### Dataset content:
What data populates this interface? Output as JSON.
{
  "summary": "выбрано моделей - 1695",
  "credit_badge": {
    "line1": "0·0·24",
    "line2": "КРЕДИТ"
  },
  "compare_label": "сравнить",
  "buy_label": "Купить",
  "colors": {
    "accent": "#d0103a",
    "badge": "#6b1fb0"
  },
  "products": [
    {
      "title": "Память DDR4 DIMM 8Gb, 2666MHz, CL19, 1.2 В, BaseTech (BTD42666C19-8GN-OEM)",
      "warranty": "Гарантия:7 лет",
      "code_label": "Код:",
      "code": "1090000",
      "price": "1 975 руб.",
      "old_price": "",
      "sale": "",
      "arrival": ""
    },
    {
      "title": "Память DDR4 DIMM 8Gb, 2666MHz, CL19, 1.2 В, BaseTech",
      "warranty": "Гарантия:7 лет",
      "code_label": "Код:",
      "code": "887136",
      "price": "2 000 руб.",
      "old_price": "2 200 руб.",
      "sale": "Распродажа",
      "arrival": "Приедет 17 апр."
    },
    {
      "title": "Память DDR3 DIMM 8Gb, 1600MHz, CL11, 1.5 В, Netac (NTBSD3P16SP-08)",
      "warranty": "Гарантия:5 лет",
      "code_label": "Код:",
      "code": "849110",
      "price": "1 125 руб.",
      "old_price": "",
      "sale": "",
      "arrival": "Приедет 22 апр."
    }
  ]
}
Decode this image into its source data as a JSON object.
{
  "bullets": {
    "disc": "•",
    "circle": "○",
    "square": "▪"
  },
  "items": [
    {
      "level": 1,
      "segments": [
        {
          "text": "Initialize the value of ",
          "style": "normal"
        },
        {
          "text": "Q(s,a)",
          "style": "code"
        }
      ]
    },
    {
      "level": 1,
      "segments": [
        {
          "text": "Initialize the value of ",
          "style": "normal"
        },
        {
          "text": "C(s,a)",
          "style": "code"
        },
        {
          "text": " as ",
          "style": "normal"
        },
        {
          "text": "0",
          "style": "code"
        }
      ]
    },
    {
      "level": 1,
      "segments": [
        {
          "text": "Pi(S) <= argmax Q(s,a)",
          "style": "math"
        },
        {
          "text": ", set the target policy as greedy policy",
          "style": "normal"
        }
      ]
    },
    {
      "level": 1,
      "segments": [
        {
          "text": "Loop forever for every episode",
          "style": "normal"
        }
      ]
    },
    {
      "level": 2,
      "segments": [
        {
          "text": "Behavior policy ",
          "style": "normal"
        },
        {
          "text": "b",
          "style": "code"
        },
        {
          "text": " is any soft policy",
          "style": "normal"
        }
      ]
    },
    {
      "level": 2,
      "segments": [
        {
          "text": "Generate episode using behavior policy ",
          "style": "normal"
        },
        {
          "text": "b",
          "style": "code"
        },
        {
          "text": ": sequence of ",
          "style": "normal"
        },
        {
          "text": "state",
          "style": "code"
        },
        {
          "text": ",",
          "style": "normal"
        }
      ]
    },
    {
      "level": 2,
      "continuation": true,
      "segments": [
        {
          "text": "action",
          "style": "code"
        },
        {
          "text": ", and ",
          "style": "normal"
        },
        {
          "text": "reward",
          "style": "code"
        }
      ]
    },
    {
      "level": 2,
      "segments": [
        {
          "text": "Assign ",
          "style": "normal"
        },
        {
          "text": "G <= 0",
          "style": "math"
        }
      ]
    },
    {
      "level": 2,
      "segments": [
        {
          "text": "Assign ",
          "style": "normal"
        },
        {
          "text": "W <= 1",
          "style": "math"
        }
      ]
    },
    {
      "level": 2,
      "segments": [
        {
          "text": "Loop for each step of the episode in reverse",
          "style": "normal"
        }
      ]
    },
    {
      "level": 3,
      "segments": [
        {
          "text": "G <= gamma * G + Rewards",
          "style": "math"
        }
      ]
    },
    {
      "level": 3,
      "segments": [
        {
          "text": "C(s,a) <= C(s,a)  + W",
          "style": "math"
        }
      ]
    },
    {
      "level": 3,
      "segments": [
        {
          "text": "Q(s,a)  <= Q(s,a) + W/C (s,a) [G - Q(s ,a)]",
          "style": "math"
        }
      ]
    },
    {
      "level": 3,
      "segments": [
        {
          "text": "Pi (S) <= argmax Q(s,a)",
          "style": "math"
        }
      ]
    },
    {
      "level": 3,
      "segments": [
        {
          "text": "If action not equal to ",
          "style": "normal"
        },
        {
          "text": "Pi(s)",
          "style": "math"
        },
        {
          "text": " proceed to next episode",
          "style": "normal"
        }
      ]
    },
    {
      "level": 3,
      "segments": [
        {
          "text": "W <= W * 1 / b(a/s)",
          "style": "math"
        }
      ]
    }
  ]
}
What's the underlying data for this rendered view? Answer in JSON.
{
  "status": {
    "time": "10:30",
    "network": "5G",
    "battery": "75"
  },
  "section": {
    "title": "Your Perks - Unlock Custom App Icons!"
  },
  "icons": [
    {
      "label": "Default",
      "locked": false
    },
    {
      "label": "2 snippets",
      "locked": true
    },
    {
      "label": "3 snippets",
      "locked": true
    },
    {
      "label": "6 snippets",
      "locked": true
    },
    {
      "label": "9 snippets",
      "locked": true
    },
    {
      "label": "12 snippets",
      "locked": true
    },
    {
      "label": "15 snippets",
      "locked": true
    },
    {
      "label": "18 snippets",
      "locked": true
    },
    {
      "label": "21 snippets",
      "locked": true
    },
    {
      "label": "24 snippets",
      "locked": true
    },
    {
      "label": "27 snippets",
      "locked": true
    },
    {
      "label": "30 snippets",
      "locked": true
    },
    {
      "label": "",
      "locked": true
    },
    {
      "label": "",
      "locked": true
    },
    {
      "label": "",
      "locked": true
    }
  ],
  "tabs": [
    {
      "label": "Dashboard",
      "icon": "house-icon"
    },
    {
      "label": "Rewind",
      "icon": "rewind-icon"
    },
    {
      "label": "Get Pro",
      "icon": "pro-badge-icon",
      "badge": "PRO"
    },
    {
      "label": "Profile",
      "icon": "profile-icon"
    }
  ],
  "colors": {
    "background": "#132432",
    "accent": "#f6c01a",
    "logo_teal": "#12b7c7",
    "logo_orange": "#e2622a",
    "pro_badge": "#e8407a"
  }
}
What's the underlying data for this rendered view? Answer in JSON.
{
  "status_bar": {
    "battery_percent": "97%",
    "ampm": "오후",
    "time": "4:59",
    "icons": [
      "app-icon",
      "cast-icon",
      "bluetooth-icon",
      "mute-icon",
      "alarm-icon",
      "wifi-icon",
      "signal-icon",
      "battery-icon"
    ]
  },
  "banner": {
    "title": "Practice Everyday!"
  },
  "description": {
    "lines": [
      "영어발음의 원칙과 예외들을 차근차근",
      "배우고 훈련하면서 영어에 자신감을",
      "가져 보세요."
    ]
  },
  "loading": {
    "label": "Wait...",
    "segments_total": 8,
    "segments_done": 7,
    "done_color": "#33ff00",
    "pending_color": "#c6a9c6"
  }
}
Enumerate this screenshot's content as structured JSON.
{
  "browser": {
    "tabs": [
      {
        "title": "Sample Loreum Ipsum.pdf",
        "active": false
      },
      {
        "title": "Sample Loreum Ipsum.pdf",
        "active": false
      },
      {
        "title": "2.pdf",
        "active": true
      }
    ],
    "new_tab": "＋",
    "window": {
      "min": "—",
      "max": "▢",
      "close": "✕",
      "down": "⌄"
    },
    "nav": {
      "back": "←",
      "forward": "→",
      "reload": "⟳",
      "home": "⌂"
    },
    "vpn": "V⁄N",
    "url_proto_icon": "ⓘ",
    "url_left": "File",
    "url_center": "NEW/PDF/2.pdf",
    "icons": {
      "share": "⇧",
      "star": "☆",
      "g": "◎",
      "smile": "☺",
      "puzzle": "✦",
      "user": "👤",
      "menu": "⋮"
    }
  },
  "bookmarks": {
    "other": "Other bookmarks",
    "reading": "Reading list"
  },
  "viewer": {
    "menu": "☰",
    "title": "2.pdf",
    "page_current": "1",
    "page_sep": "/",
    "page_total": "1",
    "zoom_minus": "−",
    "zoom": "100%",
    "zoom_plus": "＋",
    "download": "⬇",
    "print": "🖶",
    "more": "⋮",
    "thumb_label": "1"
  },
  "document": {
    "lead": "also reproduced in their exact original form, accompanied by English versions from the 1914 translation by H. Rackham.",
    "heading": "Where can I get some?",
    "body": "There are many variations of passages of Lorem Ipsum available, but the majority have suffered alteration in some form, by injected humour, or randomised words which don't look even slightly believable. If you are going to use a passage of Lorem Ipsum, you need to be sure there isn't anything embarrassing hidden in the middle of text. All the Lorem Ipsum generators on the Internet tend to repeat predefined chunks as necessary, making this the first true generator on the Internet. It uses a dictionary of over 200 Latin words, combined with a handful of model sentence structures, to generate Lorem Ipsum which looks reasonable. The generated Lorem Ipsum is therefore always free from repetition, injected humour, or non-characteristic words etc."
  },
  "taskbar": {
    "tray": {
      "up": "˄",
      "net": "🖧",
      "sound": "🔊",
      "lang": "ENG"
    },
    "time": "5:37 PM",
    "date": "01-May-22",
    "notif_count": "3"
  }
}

### Written exercise:
Report only the number of lines in the records that include the word "Loop".

### Result for this task:
2